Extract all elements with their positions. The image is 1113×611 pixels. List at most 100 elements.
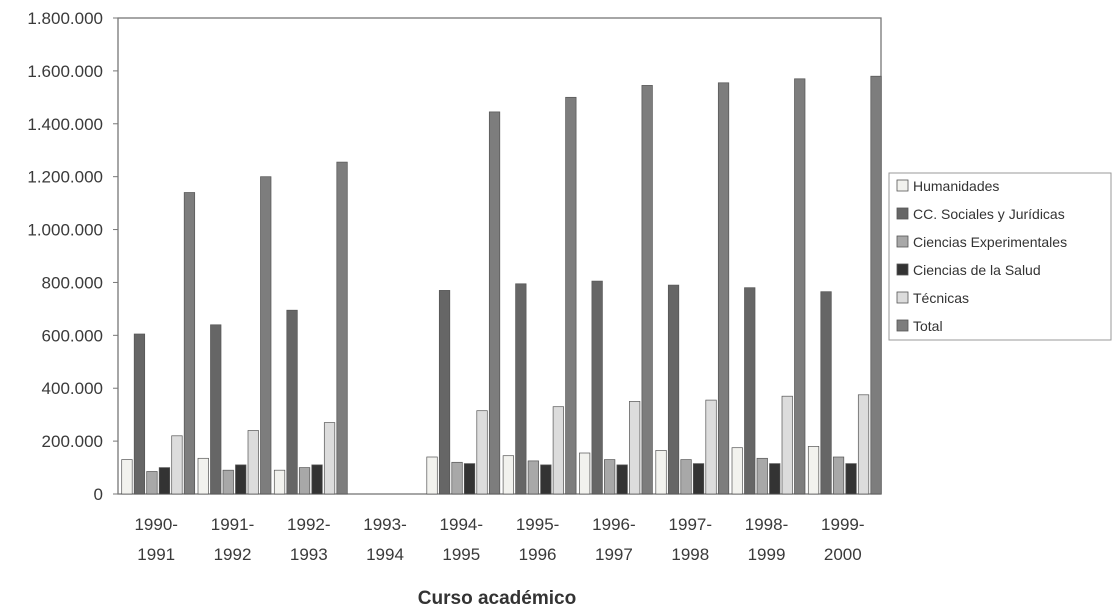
bar	[552, 406, 564, 495]
bar	[323, 422, 336, 495]
y-tick-label: 1.400.000	[27, 115, 103, 134]
bar	[604, 459, 616, 495]
bar	[794, 78, 806, 495]
x-tick-label: 1995	[442, 545, 480, 564]
bar	[146, 471, 158, 495]
bar	[717, 82, 730, 495]
x-tick-label: 1997	[595, 545, 633, 564]
bar	[171, 435, 183, 495]
x-tick-label: 1994-	[440, 515, 483, 534]
bar	[680, 459, 692, 495]
y-tick-label: 800.000	[42, 273, 103, 292]
legend-swatch	[896, 235, 909, 248]
x-tick-label: 1994	[366, 545, 404, 564]
x-tick-label: 1990-	[134, 515, 177, 534]
bar	[820, 291, 832, 495]
bar	[744, 287, 756, 495]
legend-label: Técnicas	[913, 290, 969, 306]
bar	[857, 394, 870, 495]
x-tick-label: 1999-	[821, 515, 864, 534]
bars	[121, 75, 882, 495]
bar	[616, 464, 628, 495]
y-tick-label: 1.200.000	[27, 168, 103, 187]
bar	[527, 460, 539, 495]
legend-label: Total	[913, 318, 943, 334]
bar	[260, 176, 272, 495]
y-tick-label: 0	[94, 485, 103, 504]
bar	[210, 324, 222, 495]
bar	[438, 290, 451, 495]
x-tick-label: 1992	[214, 545, 252, 564]
legend-swatch	[896, 263, 909, 276]
y-tick-label: 1.000.000	[27, 221, 103, 240]
y-tick-label: 200.000	[42, 432, 103, 451]
bar	[807, 446, 820, 495]
legend-label: Humanidades	[913, 178, 999, 194]
bar	[591, 280, 603, 495]
bar	[311, 464, 323, 495]
y-tick-label: 400.000	[42, 379, 103, 398]
bar	[336, 161, 348, 495]
y-tick-label: 600.000	[42, 326, 103, 345]
bar	[247, 430, 259, 495]
bar	[641, 85, 653, 495]
bar	[121, 459, 133, 495]
bar	[463, 463, 476, 495]
x-tick-label: 1993-	[363, 515, 406, 534]
x-tick-label: 1991-	[211, 515, 254, 534]
legend-label: Ciencias Experimentales	[913, 234, 1067, 250]
legend-box	[888, 172, 1112, 341]
bar	[502, 455, 514, 495]
bar	[235, 464, 247, 495]
x-tick-label: 1993	[290, 545, 328, 564]
bar	[655, 450, 667, 495]
bar	[540, 464, 552, 495]
legend-swatch	[896, 319, 909, 332]
legend-swatch	[896, 207, 909, 220]
bar	[781, 395, 793, 495]
bar	[692, 463, 705, 495]
x-axis-title: Curso académico	[418, 588, 576, 609]
bar	[133, 333, 146, 495]
legend-label: CC. Sociales y Jurídicas	[913, 206, 1065, 222]
legend-swatch	[896, 291, 909, 304]
legend-label: Ciencias de la Salud	[913, 262, 1041, 278]
bar	[488, 111, 501, 495]
x-tick-label: 1996	[519, 545, 557, 564]
x-tick-label: 1995-	[516, 515, 559, 534]
bar	[426, 456, 438, 495]
bar	[756, 457, 768, 495]
bar	[579, 452, 591, 495]
bar	[667, 284, 680, 495]
bar	[832, 456, 845, 495]
y-axis: 0 200.000 400.000 600.000 800.000 1.000.000 1.…	[27, 9, 118, 504]
x-tick-label: 1991	[137, 545, 175, 564]
x-tick-label: 1996-	[592, 515, 635, 534]
bar	[476, 410, 488, 495]
bar	[845, 463, 857, 495]
x-tick-label: 1997-	[669, 515, 712, 534]
x-tick-label: 1998	[671, 545, 709, 564]
legend: Humanidades CC. Sociales y Jurídicas Cienc…	[888, 172, 1112, 341]
bar	[298, 467, 311, 495]
bar	[731, 447, 743, 495]
x-axis: 1990- 1991 1991- 1992 1992- 1993 1993- 1994 1994…	[134, 515, 864, 564]
bar	[197, 457, 209, 495]
legend-swatch	[896, 179, 909, 192]
x-tick-label: 1999	[748, 545, 786, 564]
bar	[870, 75, 882, 495]
bar	[273, 469, 286, 495]
bar	[286, 309, 298, 495]
bar	[451, 461, 463, 495]
x-tick-label: 1992-	[287, 515, 330, 534]
bar	[565, 96, 577, 495]
bar	[769, 463, 781, 495]
y-tick-label: 1.800.000	[27, 9, 103, 28]
bar	[158, 467, 171, 495]
bar	[705, 399, 717, 495]
bar	[183, 192, 196, 495]
bar	[515, 283, 527, 495]
bar	[629, 401, 641, 495]
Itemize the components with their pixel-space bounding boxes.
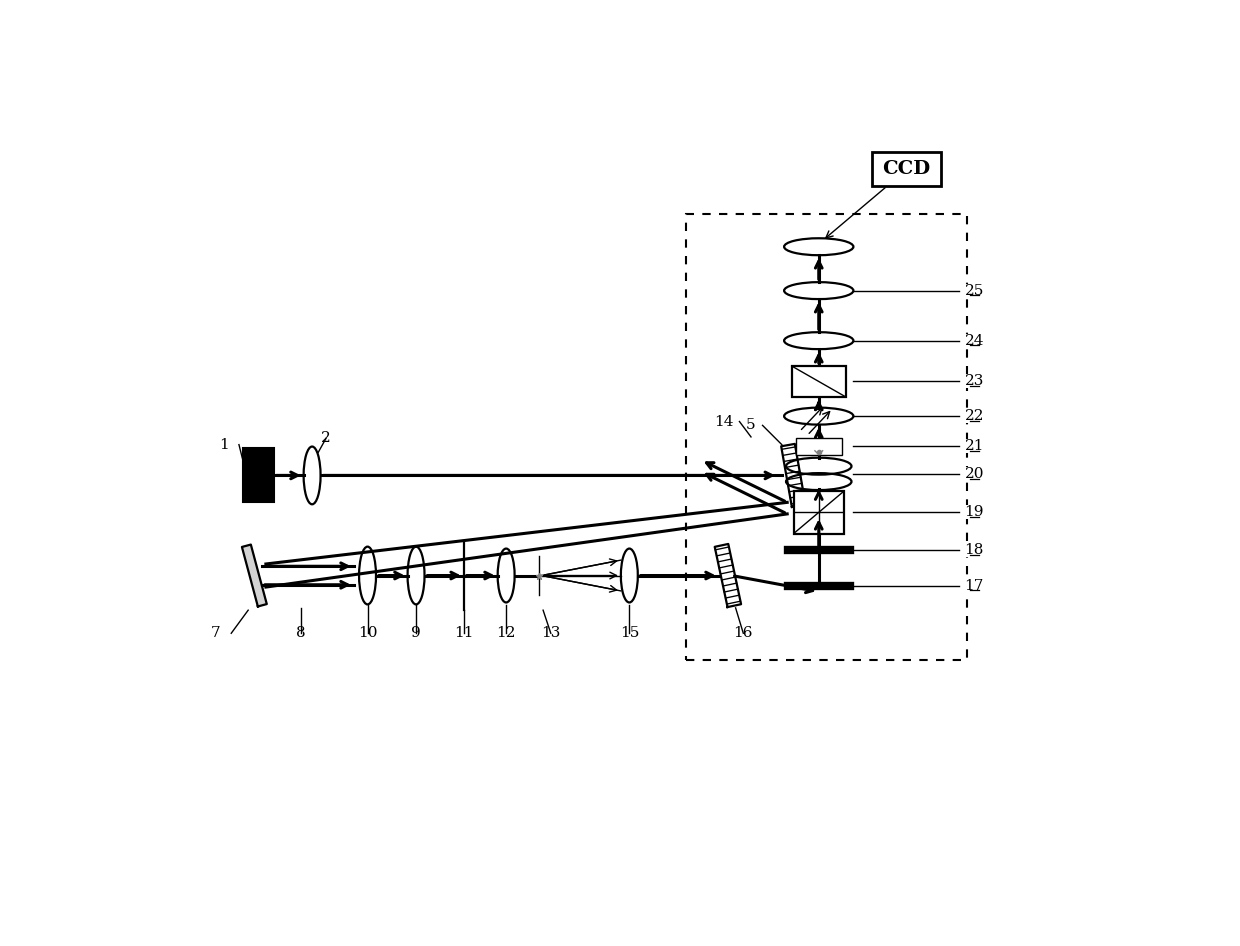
Bar <box>792 366 846 397</box>
Text: 10: 10 <box>358 626 377 640</box>
Bar <box>872 151 941 186</box>
Text: 12: 12 <box>496 626 516 640</box>
Polygon shape <box>242 545 267 606</box>
Text: 19: 19 <box>965 505 985 519</box>
Text: 24: 24 <box>965 334 985 348</box>
Text: 17: 17 <box>965 579 985 592</box>
Text: 14: 14 <box>714 414 734 429</box>
Text: CCD: CCD <box>883 160 931 178</box>
Text: 22: 22 <box>965 409 985 423</box>
Bar <box>794 491 843 534</box>
Text: 23: 23 <box>965 375 985 389</box>
Text: 13: 13 <box>541 626 560 640</box>
Bar <box>686 214 967 660</box>
Text: 5: 5 <box>746 418 756 432</box>
Bar <box>243 448 274 502</box>
Text: 18: 18 <box>965 543 985 557</box>
Text: 21: 21 <box>965 439 985 453</box>
Text: 1: 1 <box>218 438 228 451</box>
Text: 20: 20 <box>965 467 985 481</box>
Text: 15: 15 <box>620 626 639 640</box>
Text: 2: 2 <box>321 431 331 446</box>
Text: 25: 25 <box>965 284 985 298</box>
Text: 7: 7 <box>211 626 221 640</box>
Bar <box>796 438 842 455</box>
Text: 8: 8 <box>295 626 305 640</box>
Text: 16: 16 <box>734 626 753 640</box>
Text: 9: 9 <box>412 626 420 640</box>
Text: 11: 11 <box>454 626 474 640</box>
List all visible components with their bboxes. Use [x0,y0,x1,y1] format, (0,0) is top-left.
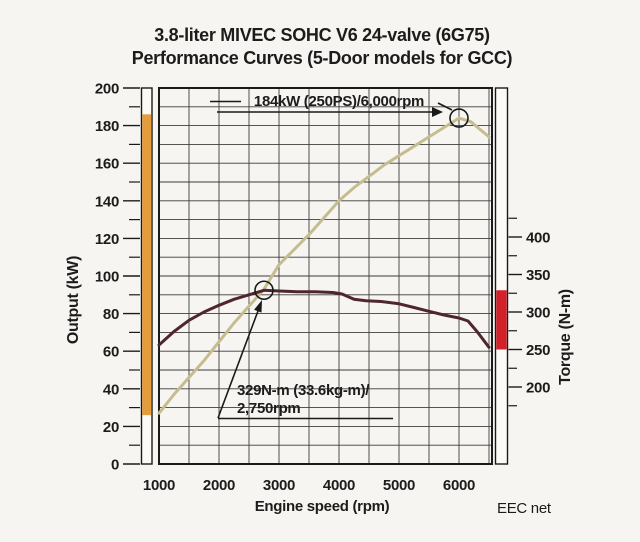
torque-curve [157,288,491,349]
arrowhead-up-icon [254,300,262,313]
range-bar-column [494,87,509,465]
max-power-label: 184kW (250PS)/6,000rpm [254,93,424,110]
y-left-tick-label: 120 [95,231,119,248]
x-tick-label: 2000 [203,477,235,494]
x-tick-label: 1000 [143,477,175,494]
y-left-tick-label: 100 [95,269,119,286]
max-torque-label-line2: 2,750rpm [237,400,300,417]
y-right-tick-label: 250 [526,342,550,359]
y-right-tick-label: 400 [526,230,550,247]
x-tick-label: 6000 [443,477,475,494]
callout-dash-right [437,102,453,111]
chart-title-line1: 3.8-liter MIVEC SOHC V6 24-valve (6G75) [154,25,490,45]
power-range-bar [142,114,152,416]
y-left-tick-label: 80 [103,306,119,323]
max-power-marker-circle [449,108,469,128]
annotation-markers [254,108,469,301]
range-bars [140,87,509,465]
y-right-tick-label: 350 [526,267,550,284]
y-left-axis-title: Output (kW) [65,256,82,344]
max-torque-annotation: 329N-m (33.6kg-m)/ 2,750rpm [217,300,393,420]
plot-frame [158,87,493,465]
output-power-curve [157,116,491,415]
x-tick-label: 5000 [383,477,415,494]
y-left-tick-label: 140 [95,193,119,210]
eec-net-note: EEC net [497,500,552,517]
axis-ticks [123,87,522,465]
y-right-tick-label: 200 [526,380,550,397]
y-right-axis-title: Torque (N-m) [557,289,574,385]
y-left-tick-label: 20 [103,419,119,436]
y-left-tick-label: 40 [103,381,119,398]
max-torque-marker-circle [254,280,274,301]
x-tick-label: 3000 [263,477,295,494]
max-torque-label-line1: 329N-m (33.6kg-m)/ [237,382,370,399]
curves [157,116,491,415]
axis-tick-labels: 0 20 40 60 80 100 120 140 160 180 200 200 250 300 350 4… [95,81,551,495]
y-left-tick-label: 160 [95,156,119,173]
chart-title-line2: Performance Curves (5-Door models for GC… [132,48,513,68]
y-right-tick-label: 300 [526,305,550,322]
y-left-tick-label: 60 [103,344,119,361]
max-power-annotation: 184kW (250PS)/6,000rpm [210,93,453,117]
x-axis-title: Engine speed (rpm) [255,498,390,515]
torque-range-bar [496,290,507,350]
grid [158,88,492,464]
y-left-tick-label: 0 [111,457,119,474]
x-tick-label: 4000 [323,477,355,494]
callout-arrow-line [217,310,259,419]
arrowhead-right-icon [432,107,443,117]
y-left-tick-label: 200 [95,81,119,98]
y-left-tick-label: 180 [95,118,119,135]
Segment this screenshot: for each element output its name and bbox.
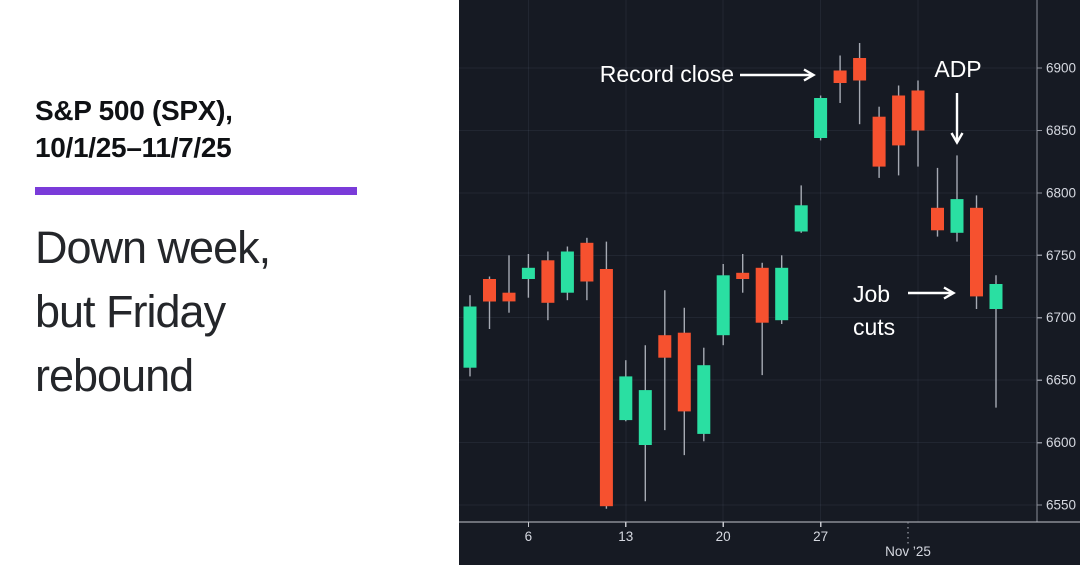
* * * * * * * * *
Your objective —
Rewrite the lines between the one holding "torque-curve [157,288,491,349]" and the one holding "y-left-tick-label: 100 [95,269,119,286]", inclusive, changing "arrowhead-up-icon" to "arrow-up-icon" and keeping everything else the same. Give only those lines.

The reply —
torque-curve [157,288,491,349]
arrow-up-icon [254,300,262,313]
range-bar-column [494,87,509,465]
max-power-label: 184kW (250PS)/6,000rpm [254,93,424,110]
y-left-tick-label: 120 [95,231,119,248]
x-tick-label: 2000 [203,477,235,494]
x-tick-label: 1000 [143,477,175,494]
y-left-tick-label: 100 [95,269,119,286]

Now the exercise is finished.